Images should be left out, and everything else in the listing reproduced exactly.
====== Records for this task ======
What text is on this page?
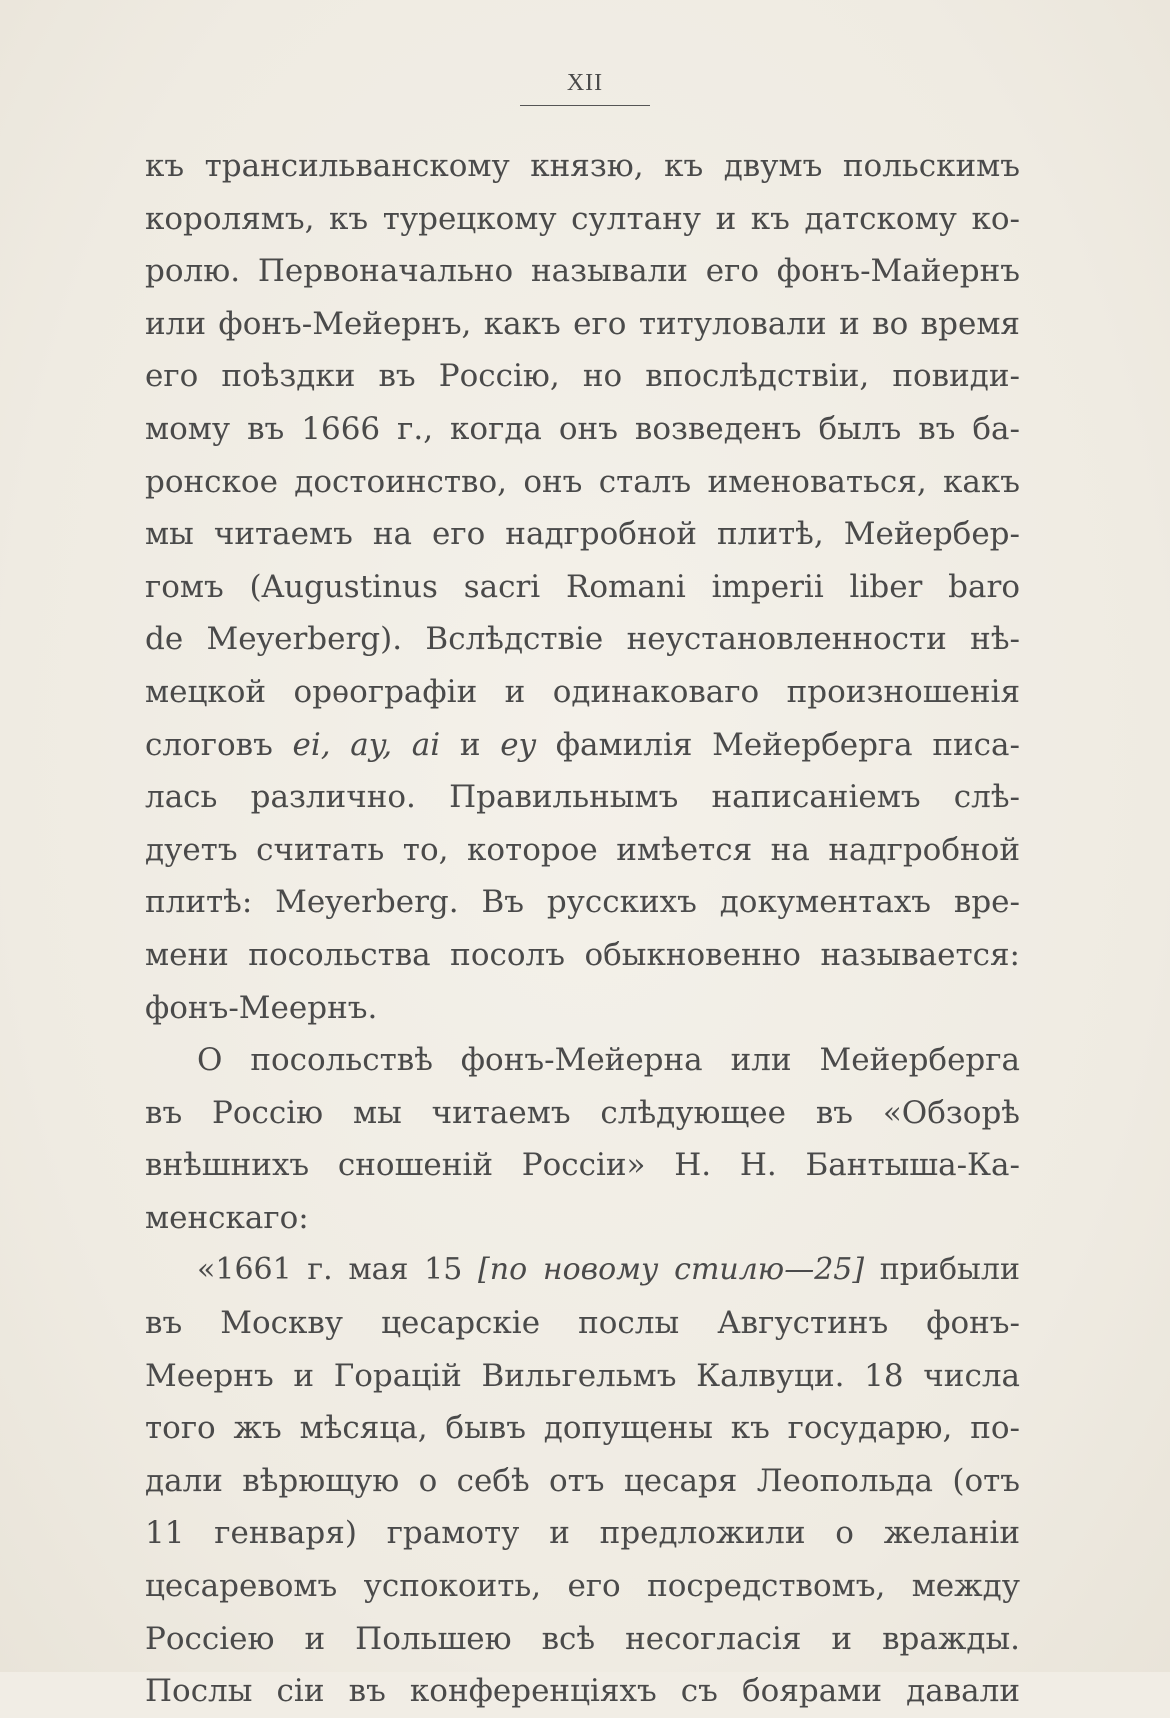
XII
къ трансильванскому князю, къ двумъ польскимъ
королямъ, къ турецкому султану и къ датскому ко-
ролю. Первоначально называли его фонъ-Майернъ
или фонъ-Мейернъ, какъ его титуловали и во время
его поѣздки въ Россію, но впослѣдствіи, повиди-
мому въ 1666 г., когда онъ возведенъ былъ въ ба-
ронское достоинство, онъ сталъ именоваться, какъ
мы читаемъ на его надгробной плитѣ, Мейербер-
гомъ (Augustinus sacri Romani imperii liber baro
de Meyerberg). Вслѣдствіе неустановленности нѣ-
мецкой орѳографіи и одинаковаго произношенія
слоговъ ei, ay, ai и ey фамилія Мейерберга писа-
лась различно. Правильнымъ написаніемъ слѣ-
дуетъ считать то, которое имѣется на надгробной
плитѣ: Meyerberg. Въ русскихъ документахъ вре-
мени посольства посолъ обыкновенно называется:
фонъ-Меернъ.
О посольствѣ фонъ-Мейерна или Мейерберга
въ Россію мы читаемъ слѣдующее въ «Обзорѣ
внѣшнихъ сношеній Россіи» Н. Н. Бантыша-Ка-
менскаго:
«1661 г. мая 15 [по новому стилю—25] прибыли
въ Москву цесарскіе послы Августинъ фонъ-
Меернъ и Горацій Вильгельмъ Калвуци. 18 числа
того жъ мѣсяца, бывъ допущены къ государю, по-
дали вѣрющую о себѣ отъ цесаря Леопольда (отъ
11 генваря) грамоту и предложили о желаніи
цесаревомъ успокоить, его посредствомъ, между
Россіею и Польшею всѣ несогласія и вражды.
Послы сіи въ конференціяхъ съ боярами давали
======
** Output of the task **
What text is on this page?
XII
къ трансильванскому князю, къ двумъ польскимъ
королямъ, къ турецкому султану и къ датскому ко-
ролю. Первоначально называли его фонъ-Майернъ
или фонъ-Мейернъ, какъ его титуловали и во время
его поѣздки въ Россію, но впослѣдствіи, повиди-
мому въ 1666 г., когда онъ возведенъ былъ въ ба-
ронское достоинство, онъ сталъ именоваться, какъ
мы читаемъ на его надгробной плитѣ, Мейербер-
гомъ (Augustinus sacri Romani imperii liber baro
de Meyerberg). Вслѣдствіе неустановленности нѣ-
мецкой орѳографіи и одинаковаго произношенія
слоговъ ei, ay, ai и ey фамилія Мейерберга писа-
лась различно. Правильнымъ написаніемъ слѣ-
дуетъ считать то, которое имѣется на надгробной
плитѣ: Meyerberg. Въ русскихъ документахъ вре-
мени посольства посолъ обыкновенно называется:
фонъ-Меернъ.
О посольствѣ фонъ-Мейерна или Мейерберга
въ Россію мы читаемъ слѣдующее въ «Обзорѣ
внѣшнихъ сношеній Россіи» Н. Н. Бантыша-Ка-
менскаго:
«1661 г. мая 15 [по новому стилю—25] прибыли
въ Москву цесарскіе послы Августинъ фонъ-
Меернъ и Горацій Вильгельмъ Калвуци. 18 числа
того жъ мѣсяца, бывъ допущены къ государю, по-
дали вѣрющую о себѣ отъ цесаря Леопольда (отъ
11 генваря) грамоту и предложили о желаніи
цесаревомъ успокоить, его посредствомъ, между
Россіею и Польшею всѣ несогласія и вражды.
Послы сіи въ конференціяхъ съ боярами давали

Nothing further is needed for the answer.